━━ Data to use

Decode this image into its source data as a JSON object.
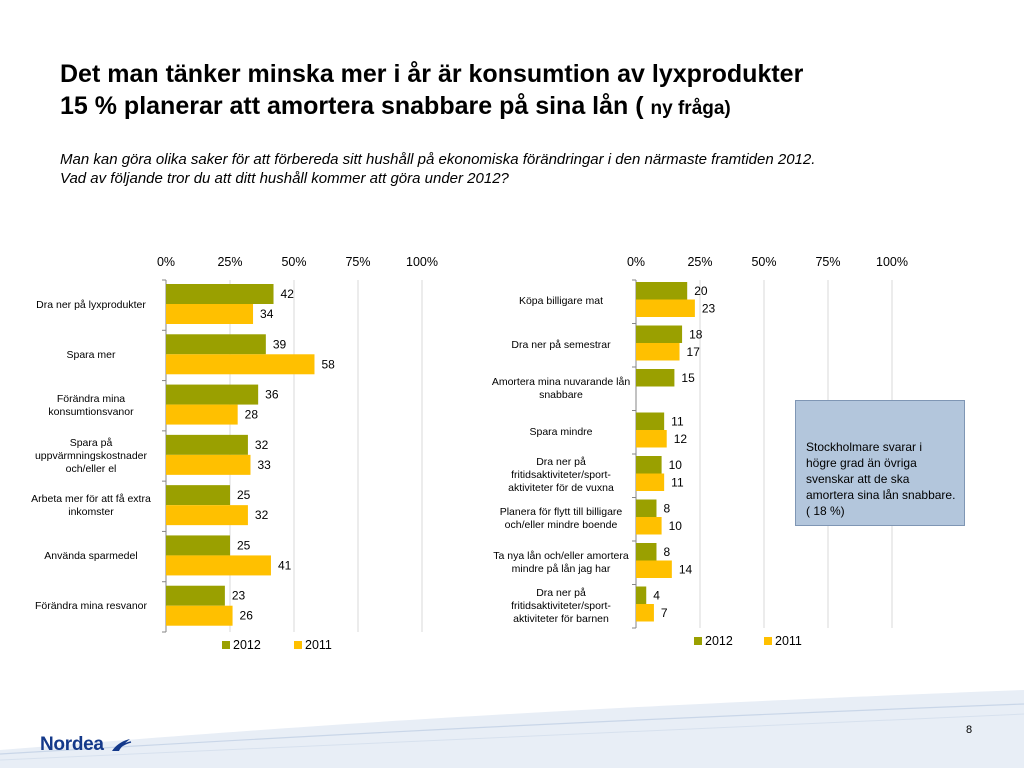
{
  "slide": {
    "title_line1": "Det man tänker minska mer i år är konsumtion av lyxprodukter",
    "title_line2": "15 % planerar att amortera snabbare på sina lån (",
    "title_line2_small": "ny fråga)",
    "subtitle_line1": "Man kan göra olika saker för att förbereda sitt hushåll på ekonomiska förändringar i den närmaste framtiden 2012.",
    "subtitle_line2": "Vad av följande tror du att ditt hushåll kommer att göra under 2012?",
    "info_box": "Stockholmare svarar i högre grad än övriga svenskar att de ska amortera sina lån snabbare. ( 18 %)",
    "page_number": "8",
    "logo_text": "Nordea"
  },
  "colors": {
    "series_2012": "#9aa000",
    "series_2011": "#ffc000",
    "gridline": "#d9d9d9",
    "axis": "#868686",
    "logo": "#14398a"
  },
  "chart_data": [
    {
      "type": "bar",
      "orientation": "horizontal",
      "x_ticks": [
        "0%",
        "25%",
        "50%",
        "75%",
        "100%"
      ],
      "xlim": [
        0,
        100
      ],
      "legend_position": "bottom",
      "categories": [
        "Dra ner på lyxprodukter",
        "Spara mer",
        "Förändra mina konsumtionsvanor",
        "Spara på uppvärmningskostnader och/eller el",
        "Arbeta mer för att få extra inkomster",
        "Använda sparmedel",
        "Förändra mina resvanor"
      ],
      "series": [
        {
          "name": "2012",
          "values": [
            42,
            39,
            36,
            32,
            25,
            25,
            23
          ]
        },
        {
          "name": "2011",
          "values": [
            34,
            58,
            28,
            33,
            32,
            41,
            26
          ]
        }
      ]
    },
    {
      "type": "bar",
      "orientation": "horizontal",
      "x_ticks": [
        "0%",
        "25%",
        "50%",
        "75%",
        "100%"
      ],
      "xlim": [
        0,
        100
      ],
      "legend_position": "bottom",
      "categories": [
        "Köpa billigare mat",
        "Dra ner på semestrar",
        "Amortera mina nuvarande lån snabbare",
        "Spara mindre",
        "Dra ner på fritidsaktiviteter/sport-aktiviteter för de vuxna",
        "Planera för flytt till billigare och/eller mindre boende",
        "Ta nya lån och/eller amortera mindre på lån jag har",
        "Dra ner på fritidsaktiviteter/sport-aktiviteter för barnen"
      ],
      "series": [
        {
          "name": "2012",
          "values": [
            20,
            18,
            15,
            11,
            10,
            8,
            8,
            4
          ]
        },
        {
          "name": "2011",
          "values": [
            23,
            17,
            null,
            12,
            11,
            10,
            14,
            7
          ]
        }
      ]
    }
  ]
}
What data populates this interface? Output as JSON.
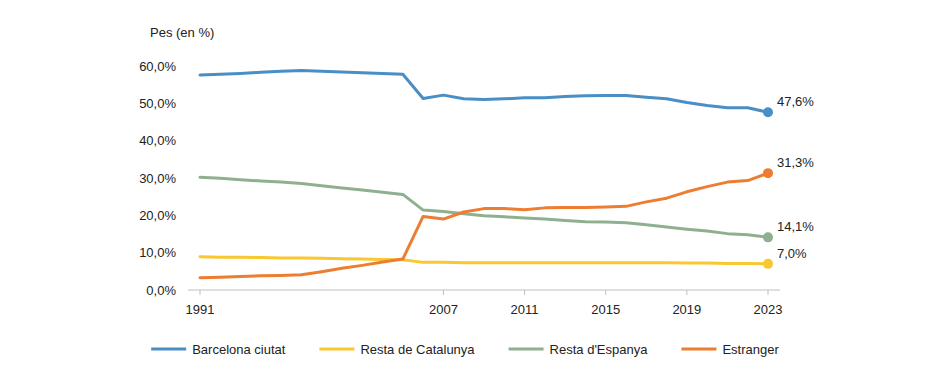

━━━━

What you need to do> Please set down each line of the data above exactly as written, without the pictures.

Solution below>
Decode this image into its source data as a JSON object.
{
  "slide": {
    "title_line1": "Det man tänker minska mer i år är konsumtion av lyxprodukter",
    "title_line2": "15 % planerar att amortera snabbare på sina lån (",
    "title_line2_small": "ny fråga)",
    "subtitle_line1": "Man kan göra olika saker för att förbereda sitt hushåll på ekonomiska förändringar i den närmaste framtiden 2012.",
    "subtitle_line2": "Vad av följande tror du att ditt hushåll kommer att göra under 2012?",
    "info_box": "Stockholmare svarar i högre grad än övriga svenskar att de ska amortera sina lån snabbare. ( 18 %)",
    "page_number": "8",
    "logo_text": "Nordea"
  },
  "colors": {
    "series_2012": "#9aa000",
    "series_2011": "#ffc000",
    "gridline": "#d9d9d9",
    "axis": "#868686",
    "logo": "#14398a"
  },
  "chart_data": [
    {
      "type": "bar",
      "orientation": "horizontal",
      "x_ticks": [
        "0%",
        "25%",
        "50%",
        "75%",
        "100%"
      ],
      "xlim": [
        0,
        100
      ],
      "legend_position": "bottom",
      "categories": [
        "Dra ner på lyxprodukter",
        "Spara mer",
        "Förändra mina konsumtionsvanor",
        "Spara på uppvärmningskostnader och/eller el",
        "Arbeta mer för att få extra inkomster",
        "Använda sparmedel",
        "Förändra mina resvanor"
      ],
      "series": [
        {
          "name": "2012",
          "values": [
            42,
            39,
            36,
            32,
            25,
            25,
            23
          ]
        },
        {
          "name": "2011",
          "values": [
            34,
            58,
            28,
            33,
            32,
            41,
            26
          ]
        }
      ]
    },
    {
      "type": "bar",
      "orientation": "horizontal",
      "x_ticks": [
        "0%",
        "25%",
        "50%",
        "75%",
        "100%"
      ],
      "xlim": [
        0,
        100
      ],
      "legend_position": "bottom",
      "categories": [
        "Köpa billigare mat",
        "Dra ner på semestrar",
        "Amortera mina nuvarande lån snabbare",
        "Spara mindre",
        "Dra ner på fritidsaktiviteter/sport-aktiviteter för de vuxna",
        "Planera för flytt till billigare och/eller mindre boende",
        "Ta nya lån och/eller amortera mindre på lån jag har",
        "Dra ner på fritidsaktiviteter/sport-aktiviteter för barnen"
      ],
      "series": [
        {
          "name": "2012",
          "values": [
            20,
            18,
            15,
            11,
            10,
            8,
            8,
            4
          ]
        },
        {
          "name": "2011",
          "values": [
            23,
            17,
            null,
            12,
            11,
            10,
            14,
            7
          ]
        }
      ]
    }
  ]
}
What data populates this interface? Output as JSON.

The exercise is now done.